# Tugas Latihan
a: Ringkaslah teks tentang pengelolaan data oleh pemerintah dalam dua kalimat.
b: Tuliskan ulang dengan tepat bagian teks tentang pengelolaan data oleh pemerintah, mulai dari "Demikian pula dengan" dan berakhir pada "pembagian BLT BBM.".
c: Tuliskan lanjutan teks tentang pengelolaan data oleh pemerintah, dimulai sesudah kalimat terakhirnya.
+++ Kutipan Sumber
Djawanews.com - Data menjadi hal penting bagi suatu institusi, terlebih bagi sebuah negara. Namun rupanya hal ini menjadi keteledoran pemerintah karena fokus pembangunan yang dilakukan berpusat pada infrastruktur. Keluputan dalam mengurusi data inilah yang menjadi salah satu penyebab data pribadi pejabat negara sekelas menteri yang dapat dibobol oleh seorang hacker.
Demikian pula dengan data untuk bantuan masyarakat. Sejak awal penyaluran bantuan langsung tunai (BLT), terjadi berbagai protes karena terdapat pendataan yang tidak sinkron antara pusat dengan desa selaku penyalur. Ada warga yang sudah meninggal masih mendapatkan BLT, warga mampu mendapatkan BLT, tetapi sebaliknya, warga tidak mampu justru tidak terdaftar. Harapannya satu NIK warga bisa untuk semua bantuan dan aplikasi plat merah. Termasuk saat ini dalam pembagian BLT BBM.
++++++
+++ Daftar Catatan
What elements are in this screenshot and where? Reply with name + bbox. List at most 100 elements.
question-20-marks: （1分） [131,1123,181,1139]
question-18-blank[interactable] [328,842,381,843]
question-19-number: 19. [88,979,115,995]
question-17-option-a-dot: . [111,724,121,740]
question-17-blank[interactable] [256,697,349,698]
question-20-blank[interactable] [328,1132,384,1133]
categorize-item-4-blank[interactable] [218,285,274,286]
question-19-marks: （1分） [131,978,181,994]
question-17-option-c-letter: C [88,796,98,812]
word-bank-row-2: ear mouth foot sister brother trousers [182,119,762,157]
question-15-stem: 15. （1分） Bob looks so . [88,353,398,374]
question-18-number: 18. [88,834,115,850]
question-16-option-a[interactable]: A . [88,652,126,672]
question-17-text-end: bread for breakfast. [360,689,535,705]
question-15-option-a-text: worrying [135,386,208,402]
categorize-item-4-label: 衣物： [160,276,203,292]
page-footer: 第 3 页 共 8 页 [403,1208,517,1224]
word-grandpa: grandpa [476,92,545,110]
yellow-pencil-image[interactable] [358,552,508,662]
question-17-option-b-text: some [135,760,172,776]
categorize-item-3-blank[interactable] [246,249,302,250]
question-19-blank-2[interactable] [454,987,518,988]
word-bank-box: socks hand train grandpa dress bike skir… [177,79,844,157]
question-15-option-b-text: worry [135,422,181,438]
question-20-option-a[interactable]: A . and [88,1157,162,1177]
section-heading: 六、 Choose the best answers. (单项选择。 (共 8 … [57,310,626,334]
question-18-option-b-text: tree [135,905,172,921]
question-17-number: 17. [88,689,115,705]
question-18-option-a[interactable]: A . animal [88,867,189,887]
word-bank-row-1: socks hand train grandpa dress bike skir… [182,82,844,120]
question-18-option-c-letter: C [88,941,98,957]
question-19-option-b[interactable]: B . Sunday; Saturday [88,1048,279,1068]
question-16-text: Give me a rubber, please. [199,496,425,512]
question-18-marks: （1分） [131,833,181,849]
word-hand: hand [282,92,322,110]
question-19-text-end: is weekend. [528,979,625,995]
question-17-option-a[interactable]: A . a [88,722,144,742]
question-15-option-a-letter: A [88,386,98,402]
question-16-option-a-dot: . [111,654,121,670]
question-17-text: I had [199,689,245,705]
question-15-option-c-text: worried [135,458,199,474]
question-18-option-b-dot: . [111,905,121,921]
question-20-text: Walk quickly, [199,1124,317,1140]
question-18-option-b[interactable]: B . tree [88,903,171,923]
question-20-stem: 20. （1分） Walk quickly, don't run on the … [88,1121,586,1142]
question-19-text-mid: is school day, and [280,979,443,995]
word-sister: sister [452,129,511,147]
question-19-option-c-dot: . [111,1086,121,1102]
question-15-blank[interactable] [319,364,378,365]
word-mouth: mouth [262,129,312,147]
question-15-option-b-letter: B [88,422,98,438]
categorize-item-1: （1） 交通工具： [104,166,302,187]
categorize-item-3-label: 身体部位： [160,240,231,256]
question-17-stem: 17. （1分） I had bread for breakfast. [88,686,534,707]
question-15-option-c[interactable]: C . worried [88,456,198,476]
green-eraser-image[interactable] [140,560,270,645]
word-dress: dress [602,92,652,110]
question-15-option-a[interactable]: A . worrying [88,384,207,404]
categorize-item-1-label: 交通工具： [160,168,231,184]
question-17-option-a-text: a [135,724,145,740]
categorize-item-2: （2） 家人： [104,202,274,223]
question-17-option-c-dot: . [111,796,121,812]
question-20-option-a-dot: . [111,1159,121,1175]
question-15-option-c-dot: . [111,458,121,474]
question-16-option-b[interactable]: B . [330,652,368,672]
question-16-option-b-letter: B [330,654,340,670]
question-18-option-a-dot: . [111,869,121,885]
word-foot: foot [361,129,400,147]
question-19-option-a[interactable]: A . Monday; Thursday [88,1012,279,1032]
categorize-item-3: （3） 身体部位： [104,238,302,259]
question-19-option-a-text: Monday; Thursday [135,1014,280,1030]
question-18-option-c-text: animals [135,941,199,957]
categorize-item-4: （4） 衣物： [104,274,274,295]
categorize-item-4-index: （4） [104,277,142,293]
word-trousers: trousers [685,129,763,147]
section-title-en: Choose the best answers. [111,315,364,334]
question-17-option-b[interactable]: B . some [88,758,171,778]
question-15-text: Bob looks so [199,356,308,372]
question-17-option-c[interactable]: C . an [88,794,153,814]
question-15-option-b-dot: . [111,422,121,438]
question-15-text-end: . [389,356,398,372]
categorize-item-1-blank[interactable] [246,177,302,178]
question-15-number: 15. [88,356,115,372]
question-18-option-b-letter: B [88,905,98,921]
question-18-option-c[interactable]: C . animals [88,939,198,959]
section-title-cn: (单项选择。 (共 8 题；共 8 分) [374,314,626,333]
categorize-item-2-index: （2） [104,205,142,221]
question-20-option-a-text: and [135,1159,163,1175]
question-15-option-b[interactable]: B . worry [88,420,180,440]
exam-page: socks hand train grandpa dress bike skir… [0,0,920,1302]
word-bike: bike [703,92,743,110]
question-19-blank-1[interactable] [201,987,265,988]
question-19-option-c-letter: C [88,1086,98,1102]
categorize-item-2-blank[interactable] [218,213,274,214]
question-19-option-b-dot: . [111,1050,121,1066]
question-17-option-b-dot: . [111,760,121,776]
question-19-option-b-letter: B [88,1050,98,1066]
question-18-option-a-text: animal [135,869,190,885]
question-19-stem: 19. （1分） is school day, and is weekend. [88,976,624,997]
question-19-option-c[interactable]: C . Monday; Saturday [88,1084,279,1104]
++++++
# Jawaban Berurutan
a: Pemerintah dinilai teledor mengurus data karena pembangunan berpusat pada infrastruktur, dan keluputan ini menjadi salah satu penyebab data pribadi pejabat sekelas menteri dapat dibobol seorang hacker. Penyaluran BLT juga diprotes karena pendataan pusat dan desa tidak sinkron sehingga ada warga meninggal dan warga mampu yang menerima bantuan sementara warga tidak mampu tidak terdaftar, dan diharapkan satu NIK warga bisa dipakai untuk semua bantuan dan aplikasi plat merah.

b:
Demikian pula dengan data untuk bantuan masyarakat. Sejak awal penyaluran bantuan langsung tunai (BLT), terjadi berbagai protes karena terdapat pendataan yang tidak sinkron antara pusat dengan desa selaku penyalur. Ada warga yang sudah meninggal masih mendapatkan BLT, warga mampu mendapatkan BLT, tetapi sebaliknya, warga tidak mampu justru tidak terdaftar. Harapannya satu NIK warga bisa untuk semua bantuan dan aplikasi plat merah. Termasuk saat ini dalam pembagian BLT BBM.

c:
“Hari ini kita menolak kenaikan harga BBM. Sebenarnya tidak harus dinaikkan, tetapi kalau memang masalahnya adalah 70% subsidi tidak tepat sasaran, justru itu yang seharusnya dibenahi, bukan malah menaikkan. Inilah yang kita kritik dari pemerintah. Yang lemah dari pemerintah kita bukan infrastruktur, tetapi kelemahannya pada pendataan. Bantuan sosial banyak salah sasaran, termasuk dalam hal subsidi. Oleh karena itu, kita mendorong agar pemerintah memiliki data yang lebih baik. Hari ini tidak susah karena sistem informasi yang sangat terbuka,” kritik Anggota Majelis Permusyawaratan Rakyat (MPR) RI Dr. H. Hilmy Muhammad, M.A. saat kegiatan Sosialisasi Empat Pilar MPRI di Sekolah Tinggi Agama Islam (STAI) Yogyakarta, Jl. Ki Ageng Giring, Bansari, Kepek, Kec. Wonosari, Kabupaten Gunung Kidul, pada Jum’at (16/09/2022) siang.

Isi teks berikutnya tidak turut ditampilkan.